Text shown:
======
In their own brief on Thursday, prosecutors told a darker story: Of a successful musician who had already earned millions but chose to “supplement his income” by selling “drugs he knew would ruin lives.” In a particularly notable move, they pointed to Fetty’s music itself, arguing he had used his “fame, sizeable platform and influence to glamorize the drug trade.”
“Before his arrest, the defendant became famous singing about his experience cooking crack cocaine, selling drugs and making substantial money from those illegal endeavors,” prosecutors wrote, also citing a recent song that they says contains coded references to drugs. “Even after his arrest and while awaiting trial in this very serious federal drug case, the defendant continued to glamorize the drug trade.”
The use of rap lyrics in criminal cases is a controversial tactic. Critics say references to drugs and violence are stock elements of hip hop and should not be treated literally — and that by doing so, prosecutors infringe on free speech and sway courts with unfair evidence. Lawmakers in California recently enacted a law that sharply restricts the practice, and a similar bill has been proposed to do so in federal cases.
======
Dataset content:
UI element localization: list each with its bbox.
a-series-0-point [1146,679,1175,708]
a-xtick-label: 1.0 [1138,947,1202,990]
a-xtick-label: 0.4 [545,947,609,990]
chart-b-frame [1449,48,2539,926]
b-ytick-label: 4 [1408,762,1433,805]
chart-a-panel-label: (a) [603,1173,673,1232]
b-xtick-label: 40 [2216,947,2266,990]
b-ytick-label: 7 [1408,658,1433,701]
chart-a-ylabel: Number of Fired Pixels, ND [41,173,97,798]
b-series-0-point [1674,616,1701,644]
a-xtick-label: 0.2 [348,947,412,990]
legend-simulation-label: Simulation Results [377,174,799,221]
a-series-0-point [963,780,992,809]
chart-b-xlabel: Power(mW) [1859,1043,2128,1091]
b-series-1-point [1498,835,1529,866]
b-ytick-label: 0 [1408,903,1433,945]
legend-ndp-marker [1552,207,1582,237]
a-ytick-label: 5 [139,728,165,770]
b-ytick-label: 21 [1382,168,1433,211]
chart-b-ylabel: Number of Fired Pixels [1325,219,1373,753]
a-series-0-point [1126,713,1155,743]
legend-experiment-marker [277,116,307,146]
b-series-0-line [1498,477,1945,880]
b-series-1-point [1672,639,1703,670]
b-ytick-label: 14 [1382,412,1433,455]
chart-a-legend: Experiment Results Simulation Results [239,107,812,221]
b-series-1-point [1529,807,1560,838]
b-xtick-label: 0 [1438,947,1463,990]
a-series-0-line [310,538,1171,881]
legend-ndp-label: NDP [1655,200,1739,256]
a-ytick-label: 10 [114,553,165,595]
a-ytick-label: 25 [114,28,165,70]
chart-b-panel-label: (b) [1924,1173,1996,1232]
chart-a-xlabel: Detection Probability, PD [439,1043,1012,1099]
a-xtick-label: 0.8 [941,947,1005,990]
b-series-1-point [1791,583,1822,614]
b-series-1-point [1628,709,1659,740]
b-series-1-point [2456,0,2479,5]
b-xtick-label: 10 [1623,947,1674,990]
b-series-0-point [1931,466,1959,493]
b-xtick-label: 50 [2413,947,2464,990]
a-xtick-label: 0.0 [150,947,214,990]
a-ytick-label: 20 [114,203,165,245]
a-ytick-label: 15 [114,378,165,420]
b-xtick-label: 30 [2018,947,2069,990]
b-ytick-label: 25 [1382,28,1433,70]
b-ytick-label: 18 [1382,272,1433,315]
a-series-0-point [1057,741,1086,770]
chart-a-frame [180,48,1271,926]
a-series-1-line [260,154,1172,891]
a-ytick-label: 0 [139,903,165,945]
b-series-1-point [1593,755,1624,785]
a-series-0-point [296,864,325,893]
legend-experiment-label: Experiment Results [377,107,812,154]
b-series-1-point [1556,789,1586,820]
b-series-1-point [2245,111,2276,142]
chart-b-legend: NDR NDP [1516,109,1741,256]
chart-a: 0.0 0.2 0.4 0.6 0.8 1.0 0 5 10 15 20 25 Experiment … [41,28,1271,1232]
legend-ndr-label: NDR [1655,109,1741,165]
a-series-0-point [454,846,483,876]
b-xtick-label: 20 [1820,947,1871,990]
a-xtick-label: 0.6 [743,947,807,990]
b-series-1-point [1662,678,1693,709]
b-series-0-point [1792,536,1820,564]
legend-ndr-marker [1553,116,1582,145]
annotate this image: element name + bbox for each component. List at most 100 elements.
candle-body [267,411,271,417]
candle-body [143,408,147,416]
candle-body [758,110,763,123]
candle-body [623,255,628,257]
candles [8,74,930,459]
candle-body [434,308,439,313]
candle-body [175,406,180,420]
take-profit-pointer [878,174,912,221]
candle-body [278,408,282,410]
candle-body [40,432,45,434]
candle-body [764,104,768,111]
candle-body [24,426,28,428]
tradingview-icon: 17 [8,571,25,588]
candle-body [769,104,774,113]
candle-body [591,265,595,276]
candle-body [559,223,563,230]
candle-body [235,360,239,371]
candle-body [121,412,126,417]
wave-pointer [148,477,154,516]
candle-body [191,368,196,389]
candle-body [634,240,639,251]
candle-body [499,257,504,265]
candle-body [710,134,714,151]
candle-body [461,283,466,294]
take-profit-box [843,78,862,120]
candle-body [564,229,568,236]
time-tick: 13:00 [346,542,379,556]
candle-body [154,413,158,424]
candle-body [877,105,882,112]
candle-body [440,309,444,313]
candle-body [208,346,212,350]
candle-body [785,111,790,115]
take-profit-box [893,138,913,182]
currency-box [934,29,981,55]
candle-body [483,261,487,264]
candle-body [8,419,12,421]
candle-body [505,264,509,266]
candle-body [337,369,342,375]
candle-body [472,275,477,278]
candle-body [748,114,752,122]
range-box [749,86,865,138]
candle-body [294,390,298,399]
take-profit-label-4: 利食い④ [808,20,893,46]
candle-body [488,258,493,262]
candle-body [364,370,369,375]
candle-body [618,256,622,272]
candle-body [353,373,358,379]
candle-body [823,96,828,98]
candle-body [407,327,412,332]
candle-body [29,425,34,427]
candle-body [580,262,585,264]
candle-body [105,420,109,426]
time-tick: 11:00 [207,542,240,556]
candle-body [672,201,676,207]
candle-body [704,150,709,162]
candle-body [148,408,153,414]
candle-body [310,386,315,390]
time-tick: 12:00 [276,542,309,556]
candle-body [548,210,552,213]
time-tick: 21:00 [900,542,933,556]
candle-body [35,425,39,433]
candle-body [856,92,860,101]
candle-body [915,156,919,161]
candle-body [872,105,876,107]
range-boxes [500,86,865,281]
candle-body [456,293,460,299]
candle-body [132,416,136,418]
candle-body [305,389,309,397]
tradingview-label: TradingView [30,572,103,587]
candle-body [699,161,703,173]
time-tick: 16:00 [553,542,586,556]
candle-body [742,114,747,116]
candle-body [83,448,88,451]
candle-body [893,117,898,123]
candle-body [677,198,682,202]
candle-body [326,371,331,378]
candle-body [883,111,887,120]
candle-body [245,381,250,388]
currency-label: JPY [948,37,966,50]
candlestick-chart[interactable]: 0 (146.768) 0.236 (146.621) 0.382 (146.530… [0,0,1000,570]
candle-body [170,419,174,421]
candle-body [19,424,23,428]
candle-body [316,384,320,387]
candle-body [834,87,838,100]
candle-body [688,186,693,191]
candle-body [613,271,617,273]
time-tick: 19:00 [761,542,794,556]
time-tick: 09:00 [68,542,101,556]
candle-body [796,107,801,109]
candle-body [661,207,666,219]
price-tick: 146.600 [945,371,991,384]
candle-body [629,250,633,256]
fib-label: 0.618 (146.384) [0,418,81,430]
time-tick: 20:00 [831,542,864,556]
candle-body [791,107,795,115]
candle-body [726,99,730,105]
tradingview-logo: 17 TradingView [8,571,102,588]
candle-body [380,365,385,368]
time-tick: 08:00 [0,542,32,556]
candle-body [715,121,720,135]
======
What you need to do: Extract the passage on rap lyrics in the drug case word for word, from "The use of rap" up to and including "in federal cases.". The records are separate material and bear no relation to the text on rap lyrics used in a drug case.

Expected answer:
The use of rap lyrics in criminal cases is a controversial tactic. Critics say references to drugs and violence are stock elements of hip hop and should not be treated literally — and that by doing so, prosecutors infringe on free speech and sway courts with unfair evidence. Lawmakers in California recently enacted a law that sharply restricts the practice, and a similar bill has been proposed to do so in federal cases.